___ Information given

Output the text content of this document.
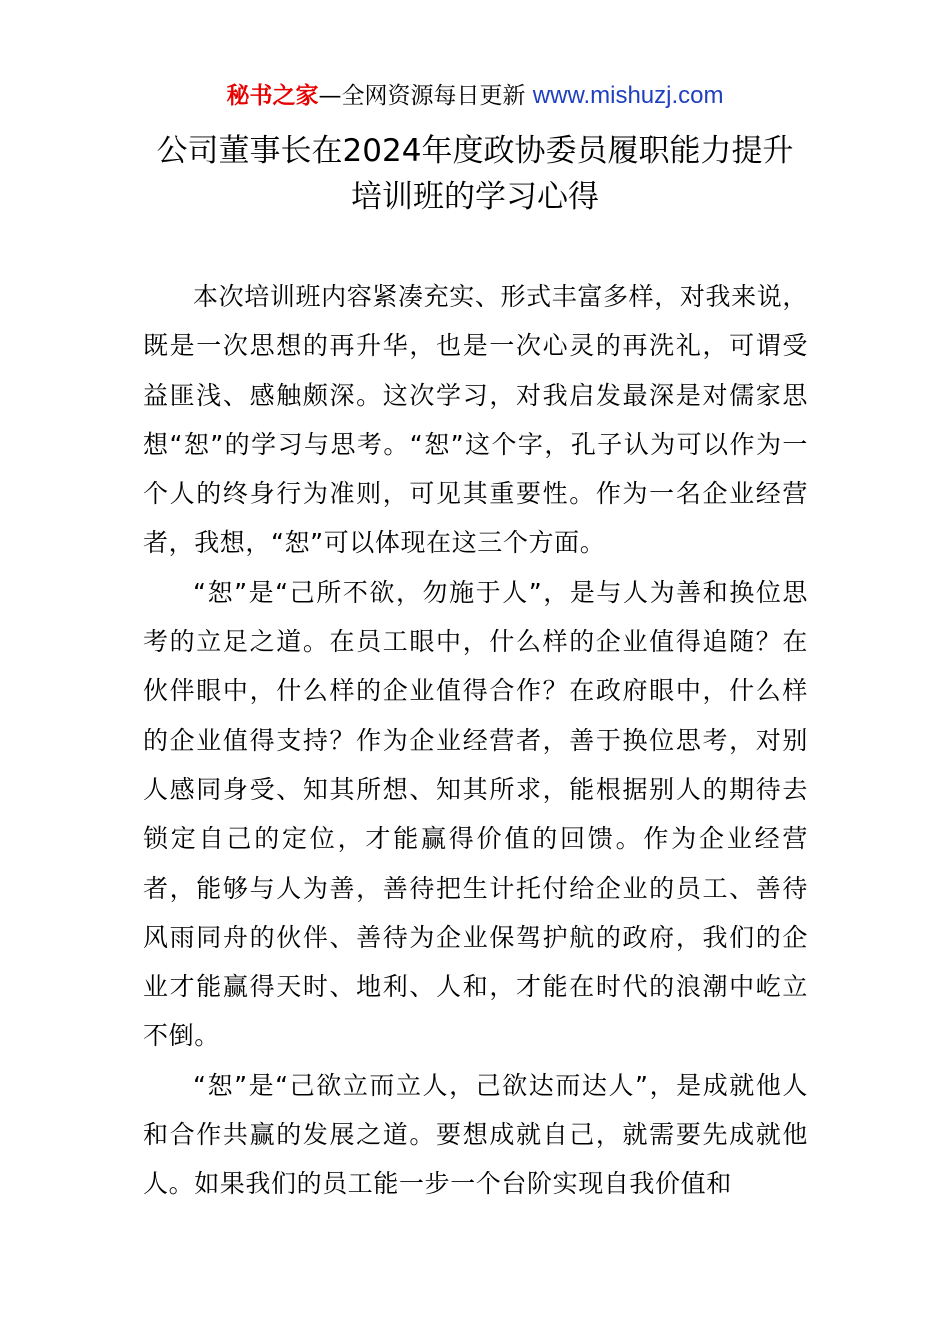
秘书之家—全网资源每日更新 www.mishuzj.com
公司董事长在2024年度政协委员履职能力提升
培训班的学习心得

本次培训班内容紧凑充实、形式丰富多样，对我来说，既是一次思想的再升华，也是一次心灵的再洗礼，可谓受益匪浅、感触颇深。这次学习，对我启发最深是对儒家思想“恕”的学习与思考。“恕”这个字，孔子认为可以作为一个人的终身行为准则，可见其重要性。作为一名企业经营者，我想，“恕”可以体现在这三个方面。

“恕”是“己所不欲，勿施于人”，是与人为善和换位思考的立足之道。在员工眼中，什么样的企业值得追随？在伙伴眼中，什么样的企业值得合作？在政府眼中，什么样的企业值得支持？作为企业经营者，善于换位思考，对别人感同身受、知其所想、知其所求，能根据别人的期待去锁定自己的定位，才能赢得价值的回馈。作为企业经营者，能够与人为善，善待把生计托付给企业的员工、善待风雨同舟的伙伴、善待为企业保驾护航的政府，我们的企业才能赢得天时、地利、人和，才能在时代的浪潮中屹立不倒。

“恕”是“己欲立而立人，己欲达而达人”，是成就他人和合作共赢的发展之道。要想成就自己，就需要先成就他人。如果我们的员工能一步一个台阶实现自我价值和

______

Exercise brief:
Ignore the images and quote every line of the listing exactly.

Written answer:
Output the text content of this document.
秘书之家—全网资源每日更新 www.mishuzj.com
公司董事长在2024年度政协委员履职能力提升
培训班的学习心得

本次培训班内容紧凑充实、形式丰富多样，对我来说，既是一次思想的再升华，也是一次心灵的再洗礼，可谓受益匪浅、感触颇深。这次学习，对我启发最深是对儒家思想“恕”的学习与思考。“恕”这个字，孔子认为可以作为一个人的终身行为准则，可见其重要性。作为一名企业经营者，我想，“恕”可以体现在这三个方面。

“恕”是“己所不欲，勿施于人”，是与人为善和换位思考的立足之道。在员工眼中，什么样的企业值得追随？在伙伴眼中，什么样的企业值得合作？在政府眼中，什么样的企业值得支持？作为企业经营者，善于换位思考，对别人感同身受、知其所想、知其所求，能根据别人的期待去锁定自己的定位，才能赢得价值的回馈。作为企业经营者，能够与人为善，善待把生计托付给企业的员工、善待风雨同舟的伙伴、善待为企业保驾护航的政府，我们的企业才能赢得天时、地利、人和，才能在时代的浪潮中屹立不倒。

“恕”是“己欲立而立人，己欲达而达人”，是成就他人和合作共赢的发展之道。要想成就自己，就需要先成就他人。如果我们的员工能一步一个台阶实现自我价值和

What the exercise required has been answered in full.